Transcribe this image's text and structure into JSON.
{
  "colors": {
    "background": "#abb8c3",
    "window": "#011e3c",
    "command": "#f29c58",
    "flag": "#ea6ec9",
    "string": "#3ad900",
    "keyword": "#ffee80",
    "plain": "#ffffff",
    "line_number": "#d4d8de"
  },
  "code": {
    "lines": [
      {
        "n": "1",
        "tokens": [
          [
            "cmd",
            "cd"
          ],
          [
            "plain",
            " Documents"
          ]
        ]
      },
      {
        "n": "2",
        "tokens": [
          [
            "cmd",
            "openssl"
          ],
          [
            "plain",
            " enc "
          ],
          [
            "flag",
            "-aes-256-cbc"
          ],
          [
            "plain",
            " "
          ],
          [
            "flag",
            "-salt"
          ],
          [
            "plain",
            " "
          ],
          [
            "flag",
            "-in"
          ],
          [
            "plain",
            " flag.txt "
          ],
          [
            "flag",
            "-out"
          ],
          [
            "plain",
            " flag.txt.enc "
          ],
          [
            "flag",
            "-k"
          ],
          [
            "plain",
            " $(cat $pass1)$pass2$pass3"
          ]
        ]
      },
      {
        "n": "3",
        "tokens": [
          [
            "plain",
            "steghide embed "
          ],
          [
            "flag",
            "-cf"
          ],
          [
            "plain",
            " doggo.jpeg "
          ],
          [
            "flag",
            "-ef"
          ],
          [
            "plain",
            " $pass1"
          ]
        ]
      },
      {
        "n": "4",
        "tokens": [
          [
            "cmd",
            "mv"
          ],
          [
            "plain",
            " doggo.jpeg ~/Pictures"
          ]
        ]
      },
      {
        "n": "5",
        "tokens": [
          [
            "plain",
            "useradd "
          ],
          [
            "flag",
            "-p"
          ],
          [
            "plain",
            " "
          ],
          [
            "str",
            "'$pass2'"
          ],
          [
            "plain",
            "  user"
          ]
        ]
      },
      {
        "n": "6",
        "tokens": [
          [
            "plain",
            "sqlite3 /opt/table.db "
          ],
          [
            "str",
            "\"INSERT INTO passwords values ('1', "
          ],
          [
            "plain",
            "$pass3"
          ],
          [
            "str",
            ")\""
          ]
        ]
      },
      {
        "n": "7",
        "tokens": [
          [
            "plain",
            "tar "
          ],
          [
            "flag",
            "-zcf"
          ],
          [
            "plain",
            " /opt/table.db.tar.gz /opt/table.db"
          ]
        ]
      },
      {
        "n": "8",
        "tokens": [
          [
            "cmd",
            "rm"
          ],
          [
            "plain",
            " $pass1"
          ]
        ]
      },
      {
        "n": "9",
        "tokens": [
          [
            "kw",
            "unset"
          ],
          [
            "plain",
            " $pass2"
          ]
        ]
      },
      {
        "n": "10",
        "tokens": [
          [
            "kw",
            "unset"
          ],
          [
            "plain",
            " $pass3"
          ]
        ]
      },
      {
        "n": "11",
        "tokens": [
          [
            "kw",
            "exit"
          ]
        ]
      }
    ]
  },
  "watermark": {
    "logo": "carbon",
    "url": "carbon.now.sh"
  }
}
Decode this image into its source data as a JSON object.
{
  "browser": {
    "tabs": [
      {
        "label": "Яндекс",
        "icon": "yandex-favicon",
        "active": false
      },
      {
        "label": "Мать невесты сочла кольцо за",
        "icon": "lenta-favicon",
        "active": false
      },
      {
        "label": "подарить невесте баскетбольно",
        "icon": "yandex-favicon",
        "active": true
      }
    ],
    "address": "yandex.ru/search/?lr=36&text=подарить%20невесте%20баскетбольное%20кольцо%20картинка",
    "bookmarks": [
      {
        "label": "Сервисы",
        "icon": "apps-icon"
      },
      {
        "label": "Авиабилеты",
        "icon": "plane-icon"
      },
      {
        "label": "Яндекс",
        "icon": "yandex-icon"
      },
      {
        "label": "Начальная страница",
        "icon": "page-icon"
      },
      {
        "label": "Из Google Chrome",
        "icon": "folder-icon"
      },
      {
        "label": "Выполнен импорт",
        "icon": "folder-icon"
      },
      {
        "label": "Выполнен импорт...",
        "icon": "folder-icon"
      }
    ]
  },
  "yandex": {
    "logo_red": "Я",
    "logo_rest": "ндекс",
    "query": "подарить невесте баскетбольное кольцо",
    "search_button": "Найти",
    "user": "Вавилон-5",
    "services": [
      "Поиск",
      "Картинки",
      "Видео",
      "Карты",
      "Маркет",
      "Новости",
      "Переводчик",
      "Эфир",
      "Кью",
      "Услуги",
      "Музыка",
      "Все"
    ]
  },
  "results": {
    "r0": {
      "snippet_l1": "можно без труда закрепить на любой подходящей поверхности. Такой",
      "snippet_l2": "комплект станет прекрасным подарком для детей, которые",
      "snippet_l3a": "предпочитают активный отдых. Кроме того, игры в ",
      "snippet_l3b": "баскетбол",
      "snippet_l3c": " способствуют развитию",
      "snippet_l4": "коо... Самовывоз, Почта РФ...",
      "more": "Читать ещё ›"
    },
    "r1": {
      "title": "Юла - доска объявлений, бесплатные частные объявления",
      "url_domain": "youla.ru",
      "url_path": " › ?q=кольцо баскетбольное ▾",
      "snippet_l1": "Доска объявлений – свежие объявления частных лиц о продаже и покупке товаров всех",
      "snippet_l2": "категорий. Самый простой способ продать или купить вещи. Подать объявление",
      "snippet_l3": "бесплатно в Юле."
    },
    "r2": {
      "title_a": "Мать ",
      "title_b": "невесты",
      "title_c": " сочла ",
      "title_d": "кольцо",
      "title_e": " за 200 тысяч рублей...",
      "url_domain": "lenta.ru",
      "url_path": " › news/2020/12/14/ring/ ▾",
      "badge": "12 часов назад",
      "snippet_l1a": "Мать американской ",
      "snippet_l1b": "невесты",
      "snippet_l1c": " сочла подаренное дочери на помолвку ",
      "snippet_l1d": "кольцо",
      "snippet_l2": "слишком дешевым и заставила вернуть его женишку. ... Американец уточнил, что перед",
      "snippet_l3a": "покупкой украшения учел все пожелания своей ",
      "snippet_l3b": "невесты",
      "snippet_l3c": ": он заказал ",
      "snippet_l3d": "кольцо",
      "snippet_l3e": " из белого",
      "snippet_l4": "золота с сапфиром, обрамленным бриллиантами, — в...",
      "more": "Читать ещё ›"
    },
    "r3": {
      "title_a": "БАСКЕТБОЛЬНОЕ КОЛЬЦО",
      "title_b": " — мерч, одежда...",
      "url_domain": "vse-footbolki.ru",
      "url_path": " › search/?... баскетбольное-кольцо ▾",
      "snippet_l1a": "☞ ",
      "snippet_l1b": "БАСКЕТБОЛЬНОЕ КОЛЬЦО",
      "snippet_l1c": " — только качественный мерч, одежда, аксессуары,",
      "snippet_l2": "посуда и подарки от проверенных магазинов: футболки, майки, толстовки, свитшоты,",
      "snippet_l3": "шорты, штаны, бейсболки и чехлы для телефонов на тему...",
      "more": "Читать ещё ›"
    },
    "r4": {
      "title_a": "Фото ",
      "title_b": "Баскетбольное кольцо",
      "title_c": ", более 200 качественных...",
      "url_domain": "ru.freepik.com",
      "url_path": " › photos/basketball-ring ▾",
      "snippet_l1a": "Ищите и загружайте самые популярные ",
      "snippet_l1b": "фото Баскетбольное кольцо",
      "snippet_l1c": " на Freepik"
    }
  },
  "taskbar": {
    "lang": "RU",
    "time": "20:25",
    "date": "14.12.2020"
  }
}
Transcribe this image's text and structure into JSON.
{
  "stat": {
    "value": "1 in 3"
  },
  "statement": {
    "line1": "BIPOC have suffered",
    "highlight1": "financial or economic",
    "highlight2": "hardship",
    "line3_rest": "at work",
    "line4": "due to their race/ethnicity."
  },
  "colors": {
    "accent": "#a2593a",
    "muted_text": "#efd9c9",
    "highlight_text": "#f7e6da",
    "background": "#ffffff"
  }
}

• **Goal**
Work out how many lines of the listing above include "lenta". Answer with the number and nothing more.

• **Solution to this exercise**
2